> [Instructions for the task]
Find the word "imaging" in the material below and gather every line that contains it.
start Supplied records
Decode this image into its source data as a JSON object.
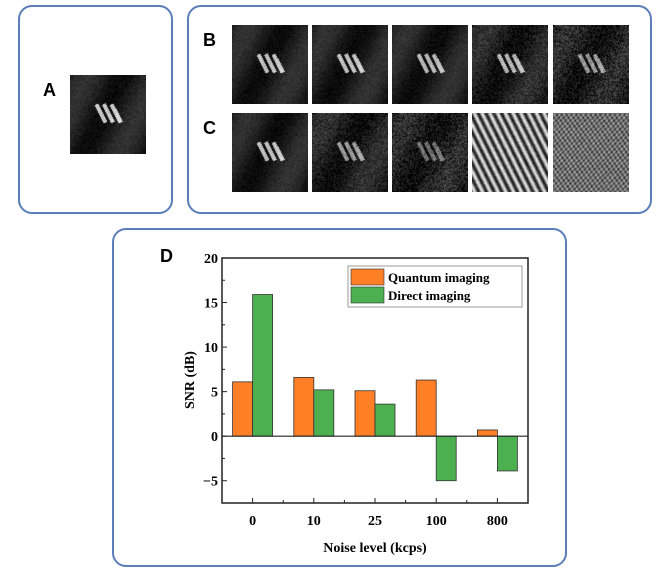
{
  "panels": {
    "a": {
      "label": "A",
      "images": [
        {
          "name": "reference-image",
          "bg": "#1c1c1c",
          "noise": "low",
          "bars_brightness": 0.95
        }
      ]
    },
    "b": {
      "label": "B",
      "images": [
        {
          "name": "b-0",
          "noise": "low",
          "bars_brightness": 0.9
        },
        {
          "name": "b-10",
          "noise": "low",
          "bars_brightness": 0.9
        },
        {
          "name": "b-25",
          "noise": "low",
          "bars_brightness": 0.85
        },
        {
          "name": "b-100",
          "noise": "medium",
          "bars_brightness": 0.85
        },
        {
          "name": "b-800",
          "noise": "high",
          "bars_brightness": 0.7
        }
      ]
    },
    "c": {
      "label": "C",
      "images": [
        {
          "name": "c-0",
          "noise": "low",
          "bars_brightness": 0.9
        },
        {
          "name": "c-10",
          "noise": "medium",
          "bars_brightness": 0.7
        },
        {
          "name": "c-25",
          "noise": "high",
          "bars_brightness": 0.5
        },
        {
          "name": "c-100",
          "noise": "stripes",
          "bars_brightness": 0.0
        },
        {
          "name": "c-800",
          "noise": "grid",
          "bars_brightness": 0.0
        }
      ]
    },
    "d": {
      "label": "D"
    }
  },
  "chart_data": {
    "type": "bar",
    "title": "",
    "xlabel": "Noise level (kcps)",
    "ylabel": "SNR (dB)",
    "categories": [
      "0",
      "10",
      "25",
      "100",
      "800"
    ],
    "series": [
      {
        "name": "Quantum imaging",
        "color": "#ff7f27",
        "values": [
          6.1,
          6.6,
          5.1,
          6.3,
          0.7
        ]
      },
      {
        "name": "Direct imaging",
        "color": "#4cb050",
        "values": [
          15.9,
          5.2,
          3.6,
          -5.0,
          -3.9
        ]
      }
    ],
    "ylim": [
      -7.5,
      20
    ],
    "yticks": [
      -5,
      0,
      5,
      10,
      15,
      20
    ],
    "ytick_labels": [
      "−5",
      "0",
      "5",
      "10",
      "15",
      "20"
    ],
    "legend": "top-right",
    "grid": false
  }
}
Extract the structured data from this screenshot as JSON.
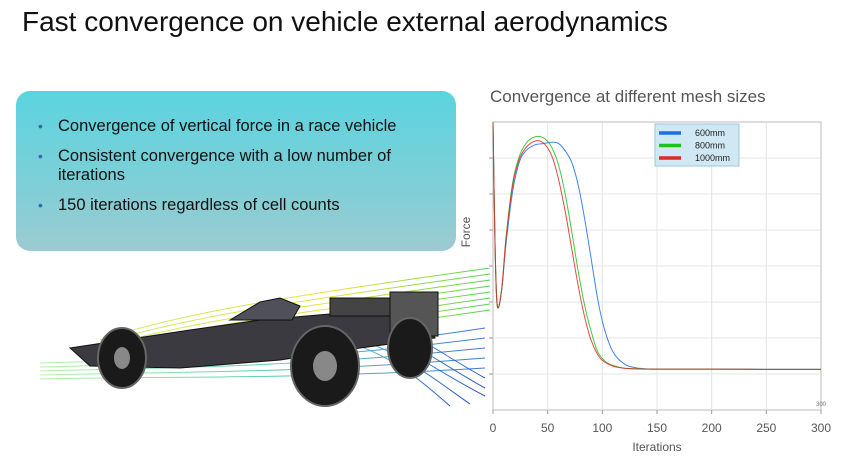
{
  "slide": {
    "title": "Fast convergence on vehicle external aerodynamics",
    "bullets": [
      "Convergence of vertical force in a race vehicle",
      "Consistent convergence with a low number of iterations",
      "150 iterations regardless of cell counts"
    ]
  },
  "chart_data": {
    "type": "line",
    "title": "Convergence at different mesh sizes",
    "xlabel": "Iterations",
    "ylabel": "Force",
    "xlim": [
      0,
      300
    ],
    "ylim": [
      0,
      1
    ],
    "xticks": [
      0,
      50,
      100,
      150,
      200,
      250,
      300
    ],
    "corner_note": "300",
    "grid": true,
    "legend_position": "top-right",
    "series": [
      {
        "name": "600mm",
        "color": "#1e6fe0",
        "x": [
          0,
          2,
          4,
          8,
          12,
          18,
          24,
          30,
          38,
          46,
          54,
          60,
          66,
          72,
          78,
          84,
          90,
          96,
          102,
          110,
          120,
          130,
          140,
          150,
          170,
          200,
          250,
          300
        ],
        "y": [
          1.0,
          0.55,
          0.36,
          0.42,
          0.58,
          0.76,
          0.86,
          0.9,
          0.92,
          0.925,
          0.93,
          0.925,
          0.9,
          0.86,
          0.78,
          0.66,
          0.52,
          0.38,
          0.28,
          0.2,
          0.16,
          0.147,
          0.143,
          0.142,
          0.142,
          0.142,
          0.141,
          0.141
        ]
      },
      {
        "name": "800mm",
        "color": "#1ec21e",
        "x": [
          0,
          2,
          4,
          8,
          12,
          18,
          24,
          30,
          36,
          42,
          48,
          54,
          60,
          66,
          72,
          78,
          84,
          90,
          96,
          104,
          114,
          124,
          134,
          145,
          165,
          200,
          250,
          300
        ],
        "y": [
          1.0,
          0.55,
          0.36,
          0.42,
          0.6,
          0.79,
          0.88,
          0.925,
          0.945,
          0.95,
          0.94,
          0.91,
          0.85,
          0.75,
          0.62,
          0.48,
          0.36,
          0.27,
          0.2,
          0.165,
          0.15,
          0.144,
          0.143,
          0.142,
          0.142,
          0.142,
          0.141,
          0.141
        ]
      },
      {
        "name": "1000mm",
        "color": "#e02828",
        "x": [
          0,
          2,
          4,
          8,
          12,
          18,
          24,
          30,
          36,
          42,
          48,
          54,
          60,
          66,
          72,
          78,
          84,
          90,
          98,
          108,
          118,
          128,
          140,
          160,
          200,
          250,
          300
        ],
        "y": [
          1.0,
          0.55,
          0.36,
          0.42,
          0.6,
          0.78,
          0.87,
          0.91,
          0.93,
          0.935,
          0.92,
          0.88,
          0.8,
          0.69,
          0.56,
          0.43,
          0.32,
          0.24,
          0.18,
          0.155,
          0.146,
          0.143,
          0.142,
          0.142,
          0.142,
          0.141,
          0.141
        ]
      }
    ]
  }
}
end Supplied records
> [Result of this task]
        "name": "Quantum imaging",
        "name": "Direct imaging",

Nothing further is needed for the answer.